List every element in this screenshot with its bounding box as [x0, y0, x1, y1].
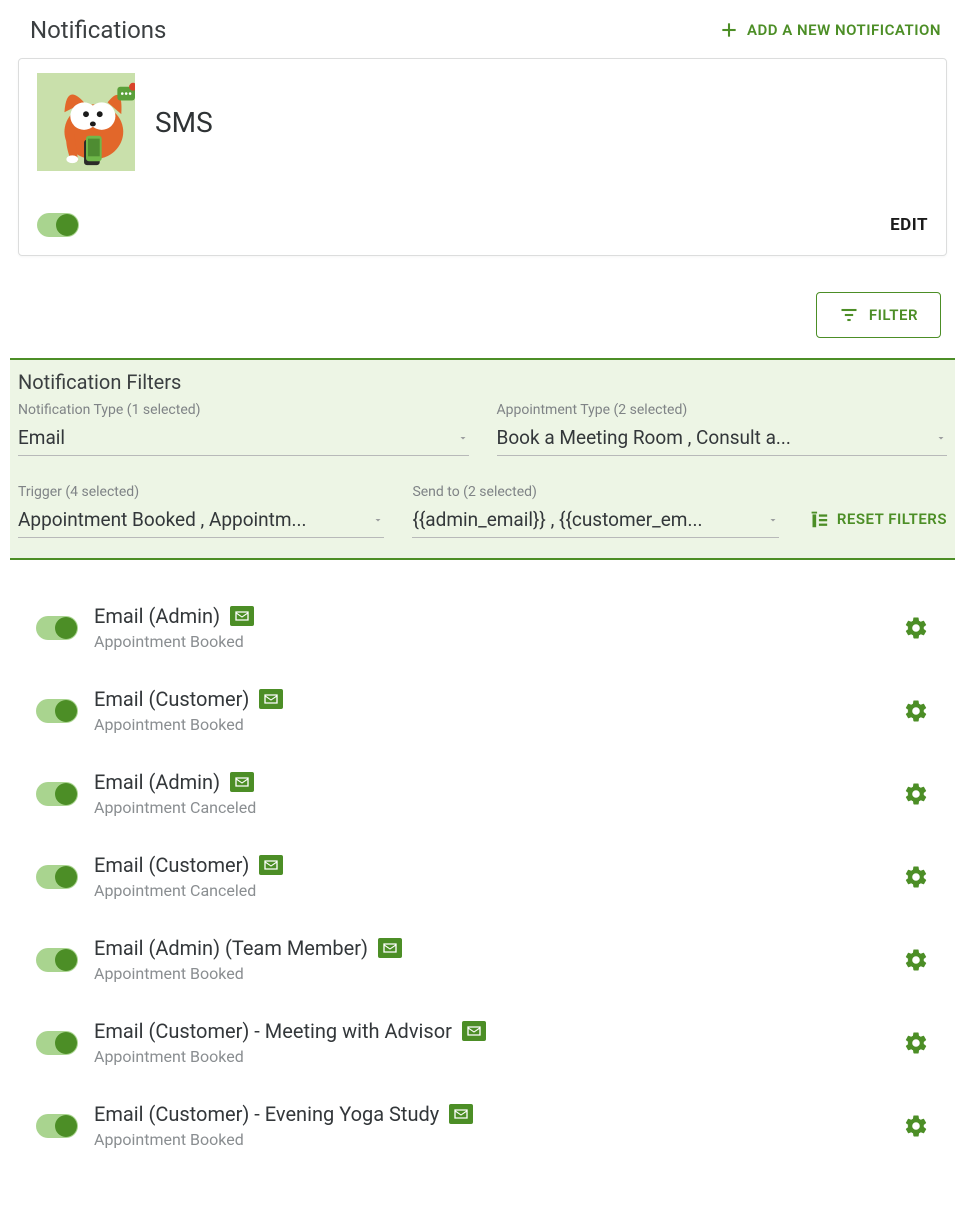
notification-toggle[interactable]	[36, 948, 78, 972]
add-notification-label: ADD A NEW NOTIFICATION	[747, 21, 941, 39]
filters-panel-title: Notification Filters	[12, 370, 953, 402]
chevron-down-icon	[457, 432, 469, 444]
notification-subtitle: Appointment Canceled	[94, 798, 887, 817]
list-item: Email (Customer) - Meeting with Advisor A…	[22, 1001, 943, 1084]
send-to-select[interactable]: {{admin_email}} , {{customer_em...	[412, 506, 778, 538]
edit-button[interactable]: EDIT	[890, 215, 928, 235]
notification-subtitle: Appointment Booked	[94, 964, 887, 983]
settings-button[interactable]	[903, 864, 929, 890]
gear-icon	[903, 1113, 929, 1139]
chevron-down-icon	[935, 432, 947, 444]
appointment-type-select[interactable]: Book a Meeting Room , Consult a...	[497, 424, 948, 456]
notification-toggle[interactable]	[36, 616, 78, 640]
notification-title: Email (Customer) - Meeting with Advisor	[94, 1019, 452, 1043]
gear-icon	[903, 781, 929, 807]
notification-subtitle: Appointment Canceled	[94, 881, 887, 900]
sms-card-title: SMS	[155, 106, 213, 139]
chevron-down-icon	[767, 514, 779, 526]
mail-icon	[230, 606, 254, 626]
notification-toggle[interactable]	[36, 782, 78, 806]
mail-icon	[378, 938, 402, 958]
gear-icon	[903, 1030, 929, 1056]
reset-filters-label: RESET FILTERS	[837, 510, 947, 528]
settings-button[interactable]	[903, 698, 929, 724]
notification-title: Email (Customer)	[94, 853, 249, 877]
chevron-down-icon	[372, 514, 384, 526]
notification-title: Email (Admin)	[94, 770, 220, 794]
gear-icon	[903, 615, 929, 641]
list-item: Email (Admin) Appointment Canceled	[22, 752, 943, 835]
sms-card: SMS EDIT	[18, 58, 947, 256]
gear-icon	[903, 698, 929, 724]
reset-icon	[807, 508, 829, 530]
notification-list: Email (Admin)Appointment BookedEmail (Cu…	[10, 586, 955, 1167]
settings-button[interactable]	[903, 947, 929, 973]
filters-panel: Notification Filters Notification Type (…	[10, 358, 955, 560]
settings-button[interactable]	[903, 1113, 929, 1139]
notification-subtitle: Appointment Booked	[94, 1130, 887, 1149]
notification-subtitle: Appointment Booked	[94, 632, 887, 651]
list-item: Email (Customer) Appointment Booked	[22, 669, 943, 752]
list-item: Email (Customer) Appointment Canceled	[22, 835, 943, 918]
trigger-label: Trigger (4 selected)	[18, 484, 384, 500]
notification-toggle[interactable]	[36, 865, 78, 889]
settings-button[interactable]	[903, 781, 929, 807]
fox-image	[37, 73, 135, 171]
add-notification-button[interactable]: ADD A NEW NOTIFICATION	[719, 20, 941, 40]
filter-button-label: FILTER	[869, 306, 918, 324]
list-item: Email (Admin) Appointment Booked	[22, 586, 943, 669]
gear-icon	[903, 947, 929, 973]
notification-title: Email (Admin) (Team Member)	[94, 936, 368, 960]
settings-button[interactable]	[903, 1030, 929, 1056]
notification-subtitle: Appointment Booked	[94, 715, 887, 734]
list-item: Email (Admin) (Team Member) Appointment B…	[22, 918, 943, 1001]
notification-title: Email (Customer)	[94, 687, 249, 711]
appointment-type-label: Appointment Type (2 selected)	[497, 402, 948, 418]
gear-icon	[903, 864, 929, 890]
notification-type-label: Notification Type (1 selected)	[18, 402, 469, 418]
notification-subtitle: Appointment Booked	[94, 1047, 887, 1066]
filter-button[interactable]: FILTER	[816, 292, 941, 338]
mail-icon	[462, 1021, 486, 1041]
settings-button[interactable]	[903, 615, 929, 641]
reset-filters-button[interactable]: RESET FILTERS	[807, 508, 947, 538]
mail-icon	[259, 855, 283, 875]
send-to-label: Send to (2 selected)	[412, 484, 778, 500]
notification-type-select[interactable]: Email	[18, 424, 469, 456]
sms-toggle[interactable]	[37, 213, 79, 237]
plus-icon	[719, 20, 739, 40]
mail-icon	[230, 772, 254, 792]
list-item: Email (Customer) - Evening Yoga Study App…	[22, 1084, 943, 1167]
mail-icon	[449, 1104, 473, 1124]
header: Notifications ADD A NEW NOTIFICATION	[10, 8, 955, 58]
notification-title: Email (Admin)	[94, 604, 220, 628]
mail-icon	[259, 689, 283, 709]
page-title: Notifications	[30, 16, 166, 44]
notification-toggle[interactable]	[36, 1114, 78, 1138]
filter-icon	[839, 305, 859, 325]
notification-title: Email (Customer) - Evening Yoga Study	[94, 1102, 439, 1126]
notification-toggle[interactable]	[36, 1031, 78, 1055]
trigger-select[interactable]: Appointment Booked , Appointm...	[18, 506, 384, 538]
notification-toggle[interactable]	[36, 699, 78, 723]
+-------+
▶ _PROBLEM TO WORK ON_
Output every line of the records above as a numbered list, omitting blank lines and any pictures.

▶ _THE SOLUTION_
1. List every element in this screenshot with its bounding box as [x0, y0, x1, y1].
2. notification-toggle[interactable]	[36, 948, 78, 972]
3. add-notification-label: ADD A NEW NOTIFICATION	[747, 21, 941, 39]
4. filters-panel-title: Notification Filters	[12, 370, 953, 402]
5. chevron-down-icon	[457, 432, 469, 444]
6. notification-subtitle: Appointment Canceled	[94, 798, 887, 817]
7. list-item: Email (Customer) - Meeting with Advisor A…	[22, 1001, 943, 1084]
8. send-to-select[interactable]: {{admin_email}} , {{customer_em...	[412, 506, 778, 538]
9. edit-button[interactable]: EDIT	[890, 215, 928, 235]
10. notification-subtitle: Appointment Booked	[94, 964, 887, 983]
11. settings-button[interactable]	[903, 864, 929, 890]
12. gear-icon	[903, 1113, 929, 1139]
13. chevron-down-icon	[935, 432, 947, 444]
14. appointment-type-select[interactable]: Book a Meeting Room , Consult a...	[497, 424, 948, 456]
15. notification-toggle[interactable]	[36, 616, 78, 640]
16. notification-title: Email (Customer) - Meeting with Advisor	[94, 1019, 452, 1043]
17. gear-icon	[903, 781, 929, 807]
18. notification-subtitle: Appointment Canceled	[94, 881, 887, 900]
19. sms-card-title: SMS	[155, 106, 213, 139]
20. chevron-down-icon	[767, 514, 779, 526]
21. mail-icon	[230, 606, 254, 626]
22. notification-toggle[interactable]	[36, 782, 78, 806]
23. mail-icon	[378, 938, 402, 958]
24. gear-icon	[903, 1030, 929, 1056]
25. reset-filters-label: RESET FILTERS	[837, 510, 947, 528]
26. settings-button[interactable]	[903, 698, 929, 724]
27. notification-title: Email (Customer)	[94, 853, 249, 877]
28. chevron-down-icon	[372, 514, 384, 526]
29. notification-title: Email (Admin)	[94, 770, 220, 794]
30. gear-icon	[903, 615, 929, 641]
31. list-item: Email (Admin) Appointment Canceled	[22, 752, 943, 835]
32. sms-card: SMS EDIT	[18, 58, 947, 256]
33. gear-icon	[903, 698, 929, 724]
34. reset-icon	[807, 508, 829, 530]
35. notification-list: Email (Admin)Appointment BookedEmail (Cu…	[10, 586, 955, 1167]
36. settings-button[interactable]	[903, 947, 929, 973]
37. filters-panel: Notification Filters Notification Type (…	[10, 358, 955, 560]
38. settings-button[interactable]	[903, 1113, 929, 1139]
39. notification-subtitle: Appointment Booked	[94, 1130, 887, 1149]
40. notification-subtitle: Appointment Booked	[94, 632, 887, 651]
41. list-item: Email (Customer) Appointment Booked	[22, 669, 943, 752]
42. list-item: Email (Customer) Appointment Canceled	[22, 835, 943, 918]
43. trigger-label: Trigger (4 selected)	[18, 484, 384, 500]
44. notification-toggle[interactable]	[36, 865, 78, 889]
45. settings-button[interactable]	[903, 781, 929, 807]
46. fox-image	[37, 73, 135, 171]
47. add-notification-button[interactable]: ADD A NEW NOTIFICATION	[719, 20, 941, 40]
48. filter-button-label: FILTER	[869, 306, 918, 324]
49. list-item: Email (Admin) Appointment Booked	[22, 586, 943, 669]
50. gear-icon	[903, 947, 929, 973]
51. notification-title: Email (Admin) (Team Member)	[94, 936, 368, 960]
52. settings-button[interactable]	[903, 1030, 929, 1056]
53. notification-subtitle: Appointment Booked	[94, 715, 887, 734]
54. list-item: Email (Admin) (Team Member) Appointment B…	[22, 918, 943, 1001]
55. notification-title: Email (Customer)	[94, 687, 249, 711]
56. appointment-type-label: Appointment Type (2 selected)	[497, 402, 948, 418]
57. gear-icon	[903, 864, 929, 890]
58. notification-type-label: Notification Type (1 selected)	[18, 402, 469, 418]
59. notification-subtitle: Appointment Booked	[94, 1047, 887, 1066]
60. filter-button[interactable]: FILTER	[816, 292, 941, 338]
61. mail-icon	[462, 1021, 486, 1041]
62. settings-button[interactable]	[903, 615, 929, 641]
63. reset-filters-button[interactable]: RESET FILTERS	[807, 508, 947, 538]
64. mail-icon	[259, 855, 283, 875]
65. send-to-label: Send to (2 selected)	[412, 484, 778, 500]
66. notification-type-select[interactable]: Email	[18, 424, 469, 456]
67. sms-toggle[interactable]	[37, 213, 79, 237]
68. plus-icon	[719, 20, 739, 40]
69. mail-icon	[230, 772, 254, 792]
70. list-item: Email (Customer) - Evening Yoga Study App…	[22, 1084, 943, 1167]
71. mail-icon	[449, 1104, 473, 1124]
72. header: Notifications ADD A NEW NOTIFICATION	[10, 8, 955, 58]
73. notification-title: Email (Admin)	[94, 604, 220, 628]
74. mail-icon	[259, 689, 283, 709]
75. page-title: Notifications	[30, 16, 166, 44]
76. notification-toggle[interactable]	[36, 1114, 78, 1138]
77. filter-icon	[839, 305, 859, 325]
78. notification-title: Email (Customer) - Evening Yoga Study	[94, 1102, 439, 1126]
79. notification-toggle[interactable]	[36, 1031, 78, 1055]
80. trigger-select[interactable]: Appointment Booked , Appointm...	[18, 506, 384, 538]
81. notification-toggle[interactable]	[36, 699, 78, 723]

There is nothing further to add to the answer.